* Description of the task: Determine which lines of the records include the word "resto", and copy them.

* Data shown:
:::

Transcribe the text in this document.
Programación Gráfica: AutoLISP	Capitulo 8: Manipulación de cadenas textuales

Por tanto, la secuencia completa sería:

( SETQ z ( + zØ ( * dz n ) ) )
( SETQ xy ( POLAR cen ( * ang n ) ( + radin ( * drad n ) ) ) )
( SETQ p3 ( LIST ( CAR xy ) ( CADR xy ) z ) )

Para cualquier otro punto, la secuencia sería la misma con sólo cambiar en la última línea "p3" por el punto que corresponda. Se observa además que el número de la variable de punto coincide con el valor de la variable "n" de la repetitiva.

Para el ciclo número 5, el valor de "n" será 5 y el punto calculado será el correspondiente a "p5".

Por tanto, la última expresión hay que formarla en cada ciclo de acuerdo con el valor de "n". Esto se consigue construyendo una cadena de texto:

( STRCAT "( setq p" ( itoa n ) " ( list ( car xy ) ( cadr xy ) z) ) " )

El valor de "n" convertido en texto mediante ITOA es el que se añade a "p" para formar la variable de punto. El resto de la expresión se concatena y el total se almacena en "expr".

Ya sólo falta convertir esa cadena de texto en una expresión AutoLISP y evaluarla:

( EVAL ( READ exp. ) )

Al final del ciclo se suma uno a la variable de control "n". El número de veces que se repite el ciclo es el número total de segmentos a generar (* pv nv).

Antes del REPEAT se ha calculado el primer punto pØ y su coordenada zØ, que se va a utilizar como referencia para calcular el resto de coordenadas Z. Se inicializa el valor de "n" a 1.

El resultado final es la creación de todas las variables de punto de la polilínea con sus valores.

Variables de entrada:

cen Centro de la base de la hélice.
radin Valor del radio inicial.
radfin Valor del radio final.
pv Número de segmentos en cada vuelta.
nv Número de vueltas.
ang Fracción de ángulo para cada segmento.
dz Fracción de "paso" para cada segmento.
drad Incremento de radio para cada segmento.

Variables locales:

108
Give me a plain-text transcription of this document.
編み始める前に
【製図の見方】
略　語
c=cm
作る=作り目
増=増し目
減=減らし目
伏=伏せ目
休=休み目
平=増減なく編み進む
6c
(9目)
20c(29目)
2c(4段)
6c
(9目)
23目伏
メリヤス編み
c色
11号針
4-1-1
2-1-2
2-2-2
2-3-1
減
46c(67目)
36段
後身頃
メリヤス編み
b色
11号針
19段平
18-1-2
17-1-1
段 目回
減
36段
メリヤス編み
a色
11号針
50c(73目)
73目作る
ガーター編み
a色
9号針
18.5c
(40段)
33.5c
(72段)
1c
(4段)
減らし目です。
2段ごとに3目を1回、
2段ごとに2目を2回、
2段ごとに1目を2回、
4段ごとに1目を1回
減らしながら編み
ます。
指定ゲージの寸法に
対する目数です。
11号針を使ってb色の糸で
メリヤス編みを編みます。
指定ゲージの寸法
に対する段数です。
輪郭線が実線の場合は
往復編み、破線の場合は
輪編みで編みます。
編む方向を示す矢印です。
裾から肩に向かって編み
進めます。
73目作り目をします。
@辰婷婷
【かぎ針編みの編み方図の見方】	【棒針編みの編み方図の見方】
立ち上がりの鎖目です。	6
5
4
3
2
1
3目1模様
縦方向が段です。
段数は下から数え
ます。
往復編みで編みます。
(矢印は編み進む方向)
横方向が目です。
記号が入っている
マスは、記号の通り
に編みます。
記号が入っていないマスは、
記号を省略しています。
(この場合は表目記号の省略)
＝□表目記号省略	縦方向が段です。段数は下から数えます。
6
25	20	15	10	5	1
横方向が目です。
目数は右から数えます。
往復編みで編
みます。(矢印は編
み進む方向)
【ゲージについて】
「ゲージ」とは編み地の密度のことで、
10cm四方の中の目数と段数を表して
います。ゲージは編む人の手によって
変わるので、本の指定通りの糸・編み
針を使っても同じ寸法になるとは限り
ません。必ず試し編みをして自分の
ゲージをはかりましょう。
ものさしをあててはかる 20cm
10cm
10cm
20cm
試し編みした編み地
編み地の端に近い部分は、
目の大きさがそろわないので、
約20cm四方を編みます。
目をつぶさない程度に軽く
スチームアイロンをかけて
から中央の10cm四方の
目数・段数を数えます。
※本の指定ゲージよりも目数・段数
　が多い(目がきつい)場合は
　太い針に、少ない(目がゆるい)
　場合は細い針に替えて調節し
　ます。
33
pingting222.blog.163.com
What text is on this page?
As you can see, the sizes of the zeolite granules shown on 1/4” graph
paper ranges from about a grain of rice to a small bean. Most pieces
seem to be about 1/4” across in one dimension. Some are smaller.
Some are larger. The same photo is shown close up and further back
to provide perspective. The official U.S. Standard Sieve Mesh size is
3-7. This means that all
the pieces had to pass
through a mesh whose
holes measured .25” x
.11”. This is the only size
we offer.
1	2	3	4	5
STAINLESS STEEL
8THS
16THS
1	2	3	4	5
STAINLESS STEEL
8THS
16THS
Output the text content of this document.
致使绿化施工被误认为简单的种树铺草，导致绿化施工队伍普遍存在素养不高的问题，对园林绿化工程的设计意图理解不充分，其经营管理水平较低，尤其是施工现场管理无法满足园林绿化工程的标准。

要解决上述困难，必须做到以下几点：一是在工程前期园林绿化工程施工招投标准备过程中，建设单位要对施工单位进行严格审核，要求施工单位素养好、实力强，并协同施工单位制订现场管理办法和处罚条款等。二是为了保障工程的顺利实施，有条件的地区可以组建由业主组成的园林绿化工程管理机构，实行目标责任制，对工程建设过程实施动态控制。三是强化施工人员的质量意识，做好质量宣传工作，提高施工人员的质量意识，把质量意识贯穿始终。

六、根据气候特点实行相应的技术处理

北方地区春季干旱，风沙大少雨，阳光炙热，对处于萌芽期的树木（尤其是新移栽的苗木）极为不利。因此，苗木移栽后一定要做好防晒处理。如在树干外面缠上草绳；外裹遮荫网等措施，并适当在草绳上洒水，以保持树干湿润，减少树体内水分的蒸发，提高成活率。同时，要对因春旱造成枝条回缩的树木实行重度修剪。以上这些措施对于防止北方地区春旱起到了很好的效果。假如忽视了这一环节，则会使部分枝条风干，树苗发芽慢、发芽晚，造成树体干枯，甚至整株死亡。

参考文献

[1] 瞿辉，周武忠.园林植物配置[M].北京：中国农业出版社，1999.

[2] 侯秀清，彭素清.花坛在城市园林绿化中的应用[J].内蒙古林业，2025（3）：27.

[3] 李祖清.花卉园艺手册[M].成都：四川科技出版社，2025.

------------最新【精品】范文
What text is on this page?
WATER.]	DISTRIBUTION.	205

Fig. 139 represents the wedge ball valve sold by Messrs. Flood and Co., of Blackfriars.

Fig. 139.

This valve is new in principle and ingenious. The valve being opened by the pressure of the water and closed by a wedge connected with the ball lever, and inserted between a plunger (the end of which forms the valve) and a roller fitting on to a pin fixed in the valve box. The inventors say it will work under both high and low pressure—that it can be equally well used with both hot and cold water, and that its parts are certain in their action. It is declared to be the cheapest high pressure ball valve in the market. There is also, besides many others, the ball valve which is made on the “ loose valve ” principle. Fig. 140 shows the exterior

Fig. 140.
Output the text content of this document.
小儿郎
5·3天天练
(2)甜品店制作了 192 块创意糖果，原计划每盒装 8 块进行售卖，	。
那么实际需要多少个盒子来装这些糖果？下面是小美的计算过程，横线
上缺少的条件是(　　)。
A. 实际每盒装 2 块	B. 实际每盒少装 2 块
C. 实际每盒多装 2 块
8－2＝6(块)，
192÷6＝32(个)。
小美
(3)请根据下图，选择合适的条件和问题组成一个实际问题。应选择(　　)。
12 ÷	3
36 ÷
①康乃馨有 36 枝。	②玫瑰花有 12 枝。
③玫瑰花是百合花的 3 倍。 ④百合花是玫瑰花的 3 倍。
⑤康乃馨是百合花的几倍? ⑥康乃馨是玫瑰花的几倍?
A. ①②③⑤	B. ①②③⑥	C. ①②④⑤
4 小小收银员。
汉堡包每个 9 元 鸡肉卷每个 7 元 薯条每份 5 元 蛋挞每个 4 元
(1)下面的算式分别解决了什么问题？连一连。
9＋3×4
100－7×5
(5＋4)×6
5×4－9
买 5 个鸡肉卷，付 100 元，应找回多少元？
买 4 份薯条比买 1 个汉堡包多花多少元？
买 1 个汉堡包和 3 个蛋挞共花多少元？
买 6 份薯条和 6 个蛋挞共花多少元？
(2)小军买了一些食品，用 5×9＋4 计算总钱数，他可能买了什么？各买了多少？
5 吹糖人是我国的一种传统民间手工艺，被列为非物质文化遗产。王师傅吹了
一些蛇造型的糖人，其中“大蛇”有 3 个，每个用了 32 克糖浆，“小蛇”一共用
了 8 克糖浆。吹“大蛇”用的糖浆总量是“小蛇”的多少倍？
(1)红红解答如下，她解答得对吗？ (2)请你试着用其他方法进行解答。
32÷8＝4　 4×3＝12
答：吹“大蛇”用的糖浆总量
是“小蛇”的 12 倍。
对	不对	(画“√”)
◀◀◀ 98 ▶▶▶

:::

* Exercise result:
El valor de "n" convertido en texto mediante ITOA es el que se añade a "p" para formar la variable de punto. El resto de la expresión se concatena y el total se almacena en "expr".
Antes del REPEAT se ha calculado el primer punto pØ y su coordenada zØ, que se va a utilizar como referencia para calcular el resto de coordenadas Z. Se inicializa el valor de "n" a 1.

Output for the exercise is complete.